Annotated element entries
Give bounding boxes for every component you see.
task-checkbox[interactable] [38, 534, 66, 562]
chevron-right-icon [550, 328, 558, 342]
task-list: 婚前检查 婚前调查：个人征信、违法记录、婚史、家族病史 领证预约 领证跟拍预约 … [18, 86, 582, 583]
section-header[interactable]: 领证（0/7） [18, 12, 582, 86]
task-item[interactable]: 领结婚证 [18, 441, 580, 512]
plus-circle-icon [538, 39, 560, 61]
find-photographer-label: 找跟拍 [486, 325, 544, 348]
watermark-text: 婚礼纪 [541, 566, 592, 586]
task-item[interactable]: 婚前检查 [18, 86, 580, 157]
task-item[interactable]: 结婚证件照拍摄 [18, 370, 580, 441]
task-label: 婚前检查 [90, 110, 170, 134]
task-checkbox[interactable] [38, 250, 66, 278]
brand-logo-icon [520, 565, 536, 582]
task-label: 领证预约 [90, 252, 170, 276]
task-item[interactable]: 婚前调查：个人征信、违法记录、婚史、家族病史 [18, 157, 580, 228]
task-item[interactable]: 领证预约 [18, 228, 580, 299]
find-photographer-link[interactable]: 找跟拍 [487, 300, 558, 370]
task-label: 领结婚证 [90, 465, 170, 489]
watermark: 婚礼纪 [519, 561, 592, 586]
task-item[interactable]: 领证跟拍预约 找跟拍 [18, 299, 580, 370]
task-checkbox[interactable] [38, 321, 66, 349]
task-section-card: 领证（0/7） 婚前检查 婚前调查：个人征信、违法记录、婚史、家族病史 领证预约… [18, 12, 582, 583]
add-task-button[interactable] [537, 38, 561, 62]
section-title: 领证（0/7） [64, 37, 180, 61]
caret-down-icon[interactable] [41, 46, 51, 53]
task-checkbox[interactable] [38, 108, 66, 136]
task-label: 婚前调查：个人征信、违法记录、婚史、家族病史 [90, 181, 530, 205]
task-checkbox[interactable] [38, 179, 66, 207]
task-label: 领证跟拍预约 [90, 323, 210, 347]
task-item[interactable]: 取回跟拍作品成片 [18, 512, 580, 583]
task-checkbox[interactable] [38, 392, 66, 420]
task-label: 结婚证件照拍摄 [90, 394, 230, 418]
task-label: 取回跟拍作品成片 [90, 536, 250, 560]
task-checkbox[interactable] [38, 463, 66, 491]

*Exercise instructions*: Can you reproduce every line of the records above word for word, with no changes?

*Response*:
Give bounding boxes for every component you see.
task-checkbox[interactable] [38, 534, 66, 562]
chevron-right-icon [550, 328, 558, 342]
task-list: 婚前检查 婚前调查：个人征信、违法记录、婚史、家族病史 领证预约 领证跟拍预约 … [18, 86, 582, 583]
section-header[interactable]: 领证（0/7） [18, 12, 582, 86]
task-item[interactable]: 领结婚证 [18, 441, 580, 512]
plus-circle-icon [538, 39, 560, 61]
find-photographer-label: 找跟拍 [486, 325, 544, 348]
watermark-text: 婚礼纪 [541, 566, 592, 586]
task-item[interactable]: 婚前检查 [18, 86, 580, 157]
task-item[interactable]: 结婚证件照拍摄 [18, 370, 580, 441]
task-label: 婚前检查 [90, 110, 170, 134]
task-checkbox[interactable] [38, 250, 66, 278]
brand-logo-icon [520, 565, 536, 582]
task-label: 领证预约 [90, 252, 170, 276]
task-item[interactable]: 婚前调查：个人征信、违法记录、婚史、家族病史 [18, 157, 580, 228]
task-item[interactable]: 领证预约 [18, 228, 580, 299]
find-photographer-link[interactable]: 找跟拍 [487, 300, 558, 370]
task-label: 领结婚证 [90, 465, 170, 489]
watermark: 婚礼纪 [519, 561, 592, 586]
task-item[interactable]: 领证跟拍预约 找跟拍 [18, 299, 580, 370]
task-checkbox[interactable] [38, 321, 66, 349]
task-section-card: 领证（0/7） 婚前检查 婚前调查：个人征信、违法记录、婚史、家族病史 领证预约… [18, 12, 582, 583]
add-task-button[interactable] [537, 38, 561, 62]
section-title: 领证（0/7） [64, 37, 180, 61]
caret-down-icon[interactable] [41, 46, 51, 53]
task-checkbox[interactable] [38, 108, 66, 136]
task-label: 婚前调查：个人征信、违法记录、婚史、家族病史 [90, 181, 530, 205]
task-checkbox[interactable] [38, 179, 66, 207]
task-label: 领证跟拍预约 [90, 323, 210, 347]
task-item[interactable]: 取回跟拍作品成片 [18, 512, 580, 583]
task-checkbox[interactable] [38, 392, 66, 420]
task-label: 结婚证件照拍摄 [90, 394, 230, 418]
task-label: 取回跟拍作品成片 [90, 536, 250, 560]
task-checkbox[interactable] [38, 463, 66, 491]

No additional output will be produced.